• **Directions for this task**
Without the pictures, set down the records below word for word.

• **Items**
•••••

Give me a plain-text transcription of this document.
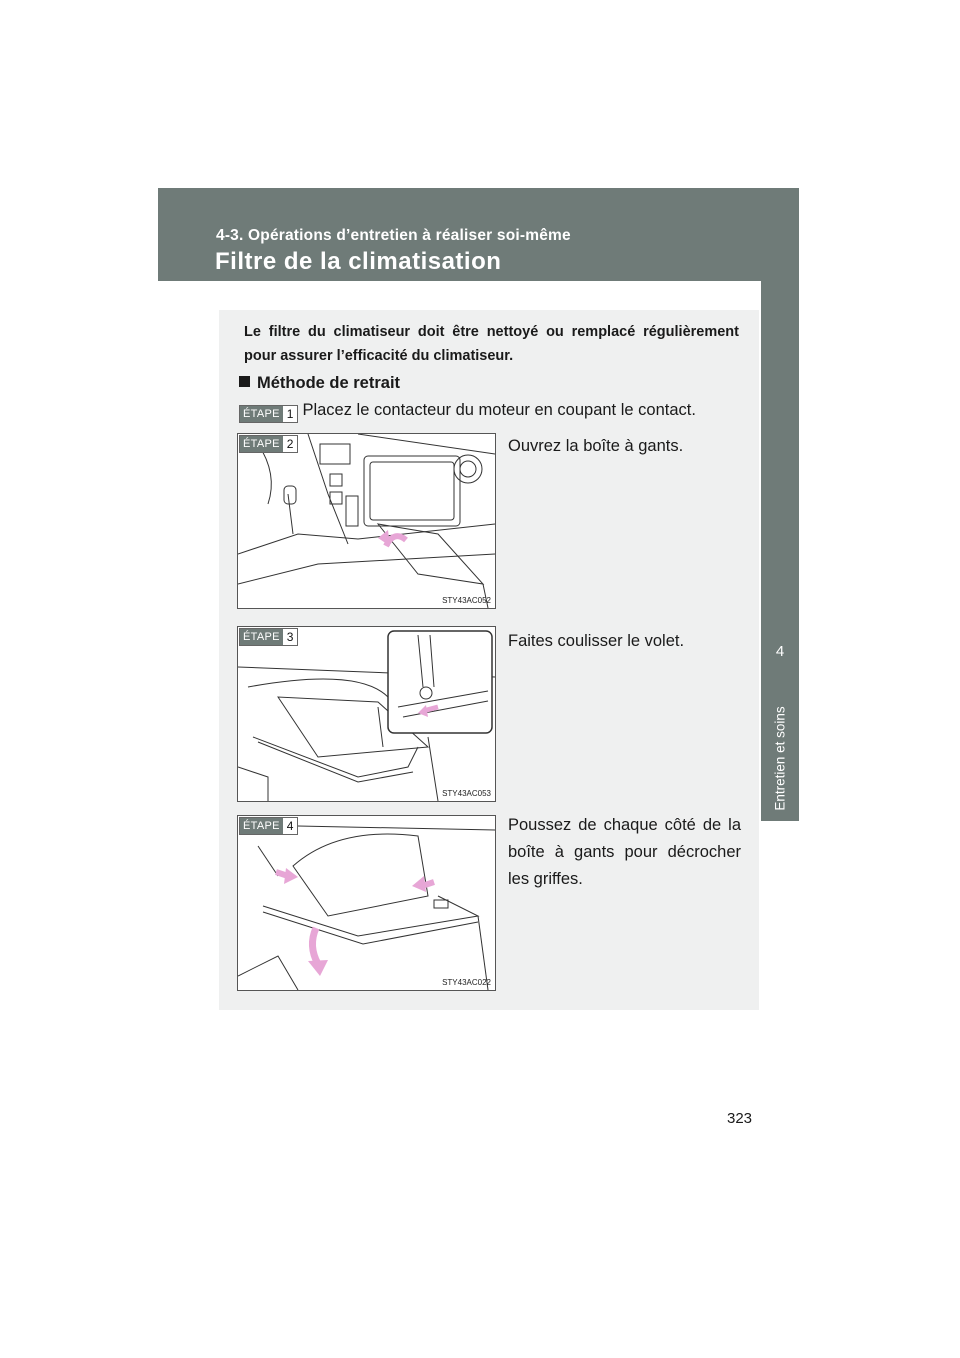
4-3. Opérations d’entretien à réaliser soi-même
Filtre de la climatisation
4
Entretien et soins
Le filtre du climatiseur doit être nettoyé ou remplacé régulièrement pour assurer l’efficacité du climatiseur.
Méthode de retrait
ÉTAPE 1 Placez le contacteur du moteur en coupant le contact.
ÉTAPE 2
STY43AC052
Ouvrez la boîte à gants.
ÉTAPE 3
STY43AC053
Faites coulisser le volet.
ÉTAPE 4
STY43AC022
Poussez de chaque côté de la boîte à gants pour décrocher les griffes.
323
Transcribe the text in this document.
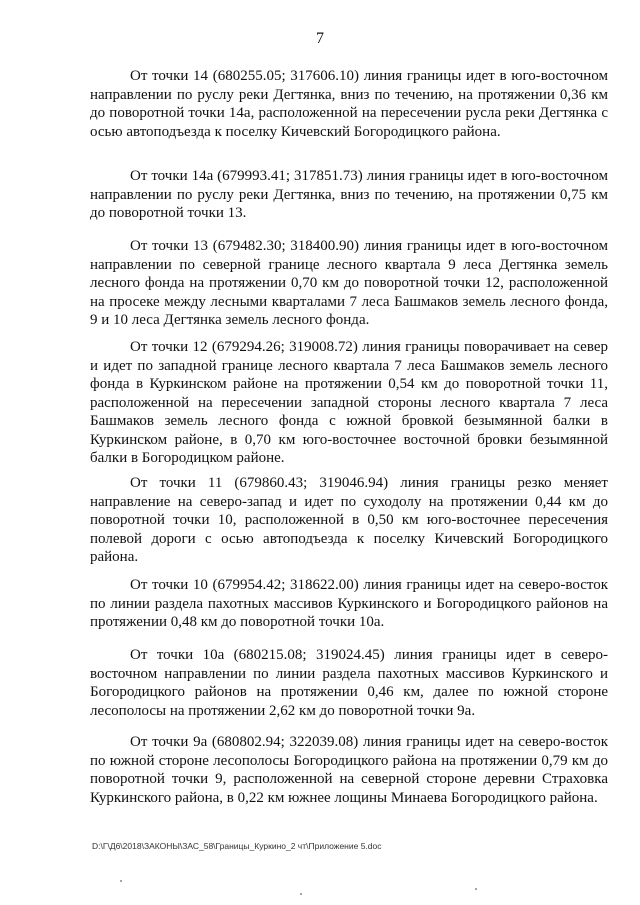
7

От точки 14 (680255.05; 317606.10) линия границы идет в юго-восточном направлении по руслу реки Дегтянка, вниз по течению, на протяжении 0,36 км до поворотной точки 14а, расположенной на пересечении русла реки Дегтянка с осью автоподъезда к поселку Кичевский Богородицкого района.

От точки 14а (679993.41; 317851.73) линия границы идет в юго-восточном направлении по руслу реки Дегтянка, вниз по течению, на протяжении 0,75 км до поворотной точки 13.

От точки 13 (679482.30; 318400.90) линия границы идет в юго-восточном направлении по северной границе лесного квартала 9 леса Дегтянка земель лесного фонда на протяжении 0,70 км до поворотной точки 12, расположенной на просеке между лесными кварталами 7 леса Башмаков земель лесного фонда, 9 и 10 леса Дегтянка земель лесного фонда.

От точки 12 (679294.26; 319008.72) линия границы поворачивает на север и идет по западной границе лесного квартала 7 леса Башмаков земель лесного фонда в Куркинском районе на протяжении 0,54 км до поворотной точки 11, расположенной на пересечении западной стороны лесного квартала 7 леса Башмаков земель лесного фонда с южной бровкой безымянной балки в Куркинском районе, в 0,70 км юго-восточнее восточной бровки безымянной балки в Богородицком районе.

От точки 11 (679860.43; 319046.94) линия границы резко меняет направление на северо-запад и идет по суходолу на протяжении 0,44 км до поворотной точки 10, расположенной в 0,50 км юго-восточнее пересечения полевой дороги с осью автоподъезда к поселку Кичевский Богородицкого района.

От точки 10 (679954.42; 318622.00) линия границы идет на северо-восток по линии раздела пахотных массивов Куркинского и Богородицкого районов на протяжении 0,48 км до поворотной точки 10а.

От точки 10а (680215.08; 319024.45) линия границы идет в северо-восточном направлении по линии раздела пахотных массивов Куркинского и Богородицкого районов на протяжении 0,46 км, далее по южной стороне лесополосы на протяжении 2,62 км до поворотной точки 9а.

От точки 9а (680802.94; 322039.08) линия границы идет на северо-восток по южной стороне лесополосы Богородицкого района на протяжении 0,79 км до поворотной точки 9, расположенной на северной стороне деревни Страховка Куркинского района, в 0,22 км южнее лощины Минаева Богородицкого района.

D:\Г\Д6\2018\ЗАКОНЫ\ЗАС_58\Границы_Куркино_2 чт\Приложение 5.doc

•••••

• **Output for this exercise**
Give me a plain-text transcription of this document.
4-3. Opérations d’entretien à réaliser soi-même
Filtre de la climatisation
4
Entretien et soins
Le filtre du climatiseur doit être nettoyé ou remplacé régulièrement pour assurer l’efficacité du climatiseur.
Méthode de retrait
ÉTAPE 1 Placez le contacteur du moteur en coupant le contact.
ÉTAPE 2
STY43AC052
Ouvrez la boîte à gants.
ÉTAPE 3
STY43AC053
Faites coulisser le volet.
ÉTAPE 4
STY43AC022
Poussez de chaque côté de la boîte à gants pour décrocher les griffes.
323
Transcribe the text in this document.
7

От точки 14 (680255.05; 317606.10) линия границы идет в юго-восточном направлении по руслу реки Дегтянка, вниз по течению, на протяжении 0,36 км до поворотной точки 14а, расположенной на пересечении русла реки Дегтянка с осью автоподъезда к поселку Кичевский Богородицкого района.

От точки 14а (679993.41; 317851.73) линия границы идет в юго-восточном направлении по руслу реки Дегтянка, вниз по течению, на протяжении 0,75 км до поворотной точки 13.

От точки 13 (679482.30; 318400.90) линия границы идет в юго-восточном направлении по северной границе лесного квартала 9 леса Дегтянка земель лесного фонда на протяжении 0,70 км до поворотной точки 12, расположенной на просеке между лесными кварталами 7 леса Башмаков земель лесного фонда, 9 и 10 леса Дегтянка земель лесного фонда.

От точки 12 (679294.26; 319008.72) линия границы поворачивает на север и идет по западной границе лесного квартала 7 леса Башмаков земель лесного фонда в Куркинском районе на протяжении 0,54 км до поворотной точки 11, расположенной на пересечении западной стороны лесного квартала 7 леса Башмаков земель лесного фонда с южной бровкой безымянной балки в Куркинском районе, в 0,70 км юго-восточнее восточной бровки безымянной балки в Богородицком районе.

От точки 11 (679860.43; 319046.94) линия границы резко меняет направление на северо-запад и идет по суходолу на протяжении 0,44 км до поворотной точки 10, расположенной в 0,50 км юго-восточнее пересечения полевой дороги с осью автоподъезда к поселку Кичевский Богородицкого района.

От точки 10 (679954.42; 318622.00) линия границы идет на северо-восток по линии раздела пахотных массивов Куркинского и Богородицкого районов на протяжении 0,48 км до поворотной точки 10а.

От точки 10а (680215.08; 319024.45) линия границы идет в северо-восточном направлении по линии раздела пахотных массивов Куркинского и Богородицкого районов на протяжении 0,46 км, далее по южной стороне лесополосы на протяжении 2,62 км до поворотной точки 9а.

От точки 9а (680802.94; 322039.08) линия границы идет на северо-восток по южной стороне лесополосы Богородицкого района на протяжении 0,79 км до поворотной точки 9, расположенной на северной стороне деревни Страховка Куркинского района, в 0,22 км южнее лощины Минаева Богородицкого района.

D:\Г\Д6\2018\ЗАКОНЫ\ЗАС_58\Границы_Куркино_2 чт\Приложение 5.doc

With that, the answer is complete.